WRITTEN TASK: In the listing below, locate the lines that hold the string "Dánsko". Copy those lines.

Stored entries:
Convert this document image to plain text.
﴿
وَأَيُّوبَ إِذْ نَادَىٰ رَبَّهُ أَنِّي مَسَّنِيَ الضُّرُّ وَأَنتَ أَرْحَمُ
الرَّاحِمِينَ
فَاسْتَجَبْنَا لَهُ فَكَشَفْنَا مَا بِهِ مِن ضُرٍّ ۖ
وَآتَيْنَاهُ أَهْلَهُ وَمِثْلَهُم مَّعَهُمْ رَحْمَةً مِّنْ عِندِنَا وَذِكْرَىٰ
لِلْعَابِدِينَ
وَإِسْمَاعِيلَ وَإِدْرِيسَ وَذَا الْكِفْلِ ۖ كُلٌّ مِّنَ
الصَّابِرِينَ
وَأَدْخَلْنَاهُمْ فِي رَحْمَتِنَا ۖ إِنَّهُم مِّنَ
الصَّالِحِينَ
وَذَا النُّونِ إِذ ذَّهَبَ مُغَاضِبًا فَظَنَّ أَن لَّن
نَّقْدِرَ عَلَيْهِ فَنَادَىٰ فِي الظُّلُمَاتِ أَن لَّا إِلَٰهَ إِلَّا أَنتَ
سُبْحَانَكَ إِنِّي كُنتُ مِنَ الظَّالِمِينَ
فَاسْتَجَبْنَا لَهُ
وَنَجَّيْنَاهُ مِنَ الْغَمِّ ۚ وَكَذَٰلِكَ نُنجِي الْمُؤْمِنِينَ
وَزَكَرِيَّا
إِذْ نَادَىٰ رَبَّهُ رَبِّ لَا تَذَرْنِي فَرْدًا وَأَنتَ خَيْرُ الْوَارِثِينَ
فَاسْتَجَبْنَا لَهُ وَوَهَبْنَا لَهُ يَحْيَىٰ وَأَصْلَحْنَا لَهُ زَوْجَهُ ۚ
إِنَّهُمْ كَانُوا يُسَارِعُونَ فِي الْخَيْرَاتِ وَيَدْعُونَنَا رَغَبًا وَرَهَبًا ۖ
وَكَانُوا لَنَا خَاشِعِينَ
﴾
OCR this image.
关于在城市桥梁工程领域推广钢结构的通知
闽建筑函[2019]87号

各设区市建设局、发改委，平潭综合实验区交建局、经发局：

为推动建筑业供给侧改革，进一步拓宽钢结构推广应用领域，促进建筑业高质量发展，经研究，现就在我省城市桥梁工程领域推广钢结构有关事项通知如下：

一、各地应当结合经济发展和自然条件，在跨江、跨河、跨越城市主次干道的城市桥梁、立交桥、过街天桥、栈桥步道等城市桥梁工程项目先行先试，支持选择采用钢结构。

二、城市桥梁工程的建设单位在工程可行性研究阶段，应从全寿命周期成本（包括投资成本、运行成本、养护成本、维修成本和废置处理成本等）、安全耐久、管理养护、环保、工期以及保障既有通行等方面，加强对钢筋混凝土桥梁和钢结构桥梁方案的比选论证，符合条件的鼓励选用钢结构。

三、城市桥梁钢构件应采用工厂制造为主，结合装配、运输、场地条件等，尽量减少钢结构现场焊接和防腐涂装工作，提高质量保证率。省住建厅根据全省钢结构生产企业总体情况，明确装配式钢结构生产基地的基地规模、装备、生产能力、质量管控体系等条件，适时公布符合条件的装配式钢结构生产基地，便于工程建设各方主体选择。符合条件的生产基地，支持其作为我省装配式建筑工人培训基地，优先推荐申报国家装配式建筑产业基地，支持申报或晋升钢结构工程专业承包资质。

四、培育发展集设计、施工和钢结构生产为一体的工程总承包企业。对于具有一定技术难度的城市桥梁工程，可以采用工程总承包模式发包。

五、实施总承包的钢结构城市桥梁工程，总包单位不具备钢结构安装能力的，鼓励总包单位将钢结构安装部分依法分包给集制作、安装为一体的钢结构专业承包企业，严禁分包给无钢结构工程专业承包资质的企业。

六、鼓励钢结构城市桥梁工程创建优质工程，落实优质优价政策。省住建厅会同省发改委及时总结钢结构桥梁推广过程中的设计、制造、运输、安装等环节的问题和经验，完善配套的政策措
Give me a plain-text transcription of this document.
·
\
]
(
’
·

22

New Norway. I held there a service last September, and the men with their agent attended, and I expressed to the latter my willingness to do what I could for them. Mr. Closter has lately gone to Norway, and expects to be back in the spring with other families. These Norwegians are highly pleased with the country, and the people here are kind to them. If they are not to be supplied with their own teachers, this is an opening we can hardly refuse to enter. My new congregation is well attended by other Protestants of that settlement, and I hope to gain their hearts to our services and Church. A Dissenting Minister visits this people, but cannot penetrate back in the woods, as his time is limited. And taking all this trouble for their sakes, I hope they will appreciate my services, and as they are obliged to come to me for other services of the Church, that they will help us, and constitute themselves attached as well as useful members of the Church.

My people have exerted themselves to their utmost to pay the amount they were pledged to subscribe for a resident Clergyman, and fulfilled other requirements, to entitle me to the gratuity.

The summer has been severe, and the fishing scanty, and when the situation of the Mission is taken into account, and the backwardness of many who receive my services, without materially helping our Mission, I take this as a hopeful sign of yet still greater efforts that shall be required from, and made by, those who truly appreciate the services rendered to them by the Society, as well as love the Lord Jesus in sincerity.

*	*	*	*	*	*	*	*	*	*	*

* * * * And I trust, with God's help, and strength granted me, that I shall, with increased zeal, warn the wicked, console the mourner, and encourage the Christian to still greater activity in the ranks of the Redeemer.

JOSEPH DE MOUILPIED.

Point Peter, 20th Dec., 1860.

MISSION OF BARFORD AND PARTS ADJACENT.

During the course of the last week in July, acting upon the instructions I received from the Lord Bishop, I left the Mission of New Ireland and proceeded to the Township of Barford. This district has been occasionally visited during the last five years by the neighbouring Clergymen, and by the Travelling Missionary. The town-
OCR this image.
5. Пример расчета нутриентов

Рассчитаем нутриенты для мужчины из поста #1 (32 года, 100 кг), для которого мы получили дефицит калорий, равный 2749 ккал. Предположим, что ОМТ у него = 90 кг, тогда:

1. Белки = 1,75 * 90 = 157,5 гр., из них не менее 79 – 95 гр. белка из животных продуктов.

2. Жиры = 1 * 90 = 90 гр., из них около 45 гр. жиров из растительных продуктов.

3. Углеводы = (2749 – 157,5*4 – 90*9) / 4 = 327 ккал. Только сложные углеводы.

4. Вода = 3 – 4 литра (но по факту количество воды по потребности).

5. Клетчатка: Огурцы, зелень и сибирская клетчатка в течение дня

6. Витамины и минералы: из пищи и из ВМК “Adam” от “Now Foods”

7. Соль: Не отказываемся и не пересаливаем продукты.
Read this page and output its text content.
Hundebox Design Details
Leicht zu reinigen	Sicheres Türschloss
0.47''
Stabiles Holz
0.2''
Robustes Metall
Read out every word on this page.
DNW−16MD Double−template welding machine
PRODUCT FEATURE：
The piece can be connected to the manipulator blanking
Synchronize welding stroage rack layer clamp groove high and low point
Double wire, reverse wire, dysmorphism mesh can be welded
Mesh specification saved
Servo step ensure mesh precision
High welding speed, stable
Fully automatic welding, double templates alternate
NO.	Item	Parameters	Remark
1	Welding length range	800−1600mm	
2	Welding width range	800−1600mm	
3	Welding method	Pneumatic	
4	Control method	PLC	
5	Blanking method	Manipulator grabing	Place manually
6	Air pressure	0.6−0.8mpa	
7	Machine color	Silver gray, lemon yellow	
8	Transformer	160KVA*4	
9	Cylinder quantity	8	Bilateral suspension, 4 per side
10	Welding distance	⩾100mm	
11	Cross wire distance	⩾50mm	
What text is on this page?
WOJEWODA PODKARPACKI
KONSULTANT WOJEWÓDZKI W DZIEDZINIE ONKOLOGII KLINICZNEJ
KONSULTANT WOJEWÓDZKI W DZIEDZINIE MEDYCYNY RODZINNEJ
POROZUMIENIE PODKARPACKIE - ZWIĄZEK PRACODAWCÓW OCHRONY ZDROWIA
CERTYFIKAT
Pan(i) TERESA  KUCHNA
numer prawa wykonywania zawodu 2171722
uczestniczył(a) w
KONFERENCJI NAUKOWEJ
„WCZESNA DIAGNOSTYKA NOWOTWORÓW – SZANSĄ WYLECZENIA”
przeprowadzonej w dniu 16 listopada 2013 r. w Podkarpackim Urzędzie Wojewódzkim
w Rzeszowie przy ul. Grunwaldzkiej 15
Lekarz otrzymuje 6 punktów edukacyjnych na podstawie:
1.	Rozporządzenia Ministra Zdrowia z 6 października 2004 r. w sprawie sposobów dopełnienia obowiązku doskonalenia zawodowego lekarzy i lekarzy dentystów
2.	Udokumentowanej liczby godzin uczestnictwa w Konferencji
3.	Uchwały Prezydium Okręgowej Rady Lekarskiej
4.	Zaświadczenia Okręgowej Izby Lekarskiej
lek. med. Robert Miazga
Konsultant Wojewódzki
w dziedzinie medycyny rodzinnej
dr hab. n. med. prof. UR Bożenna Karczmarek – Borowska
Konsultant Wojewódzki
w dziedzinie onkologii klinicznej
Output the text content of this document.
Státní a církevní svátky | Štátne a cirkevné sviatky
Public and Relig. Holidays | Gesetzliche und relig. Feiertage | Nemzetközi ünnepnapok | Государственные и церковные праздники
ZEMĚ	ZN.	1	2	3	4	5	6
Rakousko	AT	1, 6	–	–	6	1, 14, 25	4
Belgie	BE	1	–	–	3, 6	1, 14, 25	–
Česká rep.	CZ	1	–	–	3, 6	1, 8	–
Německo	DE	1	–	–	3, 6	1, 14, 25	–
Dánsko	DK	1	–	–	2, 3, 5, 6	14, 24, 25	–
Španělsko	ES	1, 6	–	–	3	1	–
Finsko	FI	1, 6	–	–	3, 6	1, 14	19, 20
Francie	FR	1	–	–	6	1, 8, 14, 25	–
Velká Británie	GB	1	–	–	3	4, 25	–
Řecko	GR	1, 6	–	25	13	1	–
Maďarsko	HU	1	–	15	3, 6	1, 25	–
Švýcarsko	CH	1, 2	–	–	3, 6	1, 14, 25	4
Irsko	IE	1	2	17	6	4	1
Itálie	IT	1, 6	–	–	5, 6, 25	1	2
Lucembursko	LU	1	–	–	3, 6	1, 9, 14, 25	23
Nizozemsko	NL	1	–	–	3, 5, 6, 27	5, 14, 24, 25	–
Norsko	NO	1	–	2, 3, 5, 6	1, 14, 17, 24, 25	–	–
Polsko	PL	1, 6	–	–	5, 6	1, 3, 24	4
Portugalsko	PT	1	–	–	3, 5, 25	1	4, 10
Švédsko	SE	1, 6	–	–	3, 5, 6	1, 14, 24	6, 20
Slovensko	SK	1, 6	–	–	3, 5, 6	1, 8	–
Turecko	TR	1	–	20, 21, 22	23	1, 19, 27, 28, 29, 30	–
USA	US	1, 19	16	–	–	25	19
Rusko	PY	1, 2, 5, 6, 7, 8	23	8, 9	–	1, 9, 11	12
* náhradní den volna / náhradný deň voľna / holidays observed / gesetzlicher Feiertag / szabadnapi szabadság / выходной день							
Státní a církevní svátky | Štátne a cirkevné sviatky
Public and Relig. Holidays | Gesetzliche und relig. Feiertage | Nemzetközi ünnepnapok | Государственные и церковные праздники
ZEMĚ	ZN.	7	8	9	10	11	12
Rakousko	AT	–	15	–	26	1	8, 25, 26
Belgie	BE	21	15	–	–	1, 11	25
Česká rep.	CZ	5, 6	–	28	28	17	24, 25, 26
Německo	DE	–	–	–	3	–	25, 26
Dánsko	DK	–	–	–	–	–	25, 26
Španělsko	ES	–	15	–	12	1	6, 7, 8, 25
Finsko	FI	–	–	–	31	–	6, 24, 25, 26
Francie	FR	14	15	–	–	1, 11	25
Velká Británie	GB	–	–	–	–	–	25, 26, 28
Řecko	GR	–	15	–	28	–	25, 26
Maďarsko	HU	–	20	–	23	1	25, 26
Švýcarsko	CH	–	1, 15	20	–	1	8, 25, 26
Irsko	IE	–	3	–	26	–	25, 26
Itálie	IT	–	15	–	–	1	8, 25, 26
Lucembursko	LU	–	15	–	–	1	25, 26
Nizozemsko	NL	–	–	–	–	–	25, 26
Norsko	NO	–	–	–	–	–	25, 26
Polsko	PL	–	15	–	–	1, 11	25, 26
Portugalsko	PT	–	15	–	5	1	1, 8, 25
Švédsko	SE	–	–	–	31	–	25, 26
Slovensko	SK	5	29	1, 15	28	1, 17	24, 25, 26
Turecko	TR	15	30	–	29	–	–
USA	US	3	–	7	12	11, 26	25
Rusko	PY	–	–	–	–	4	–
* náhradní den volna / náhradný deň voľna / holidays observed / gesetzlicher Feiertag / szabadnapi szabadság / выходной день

THE SOLUTION:
Dánsko	DK	1	–	–	2, 3, 5, 6	14, 24, 25	–
Dánsko	DK	–	–	–	–	–	25, 26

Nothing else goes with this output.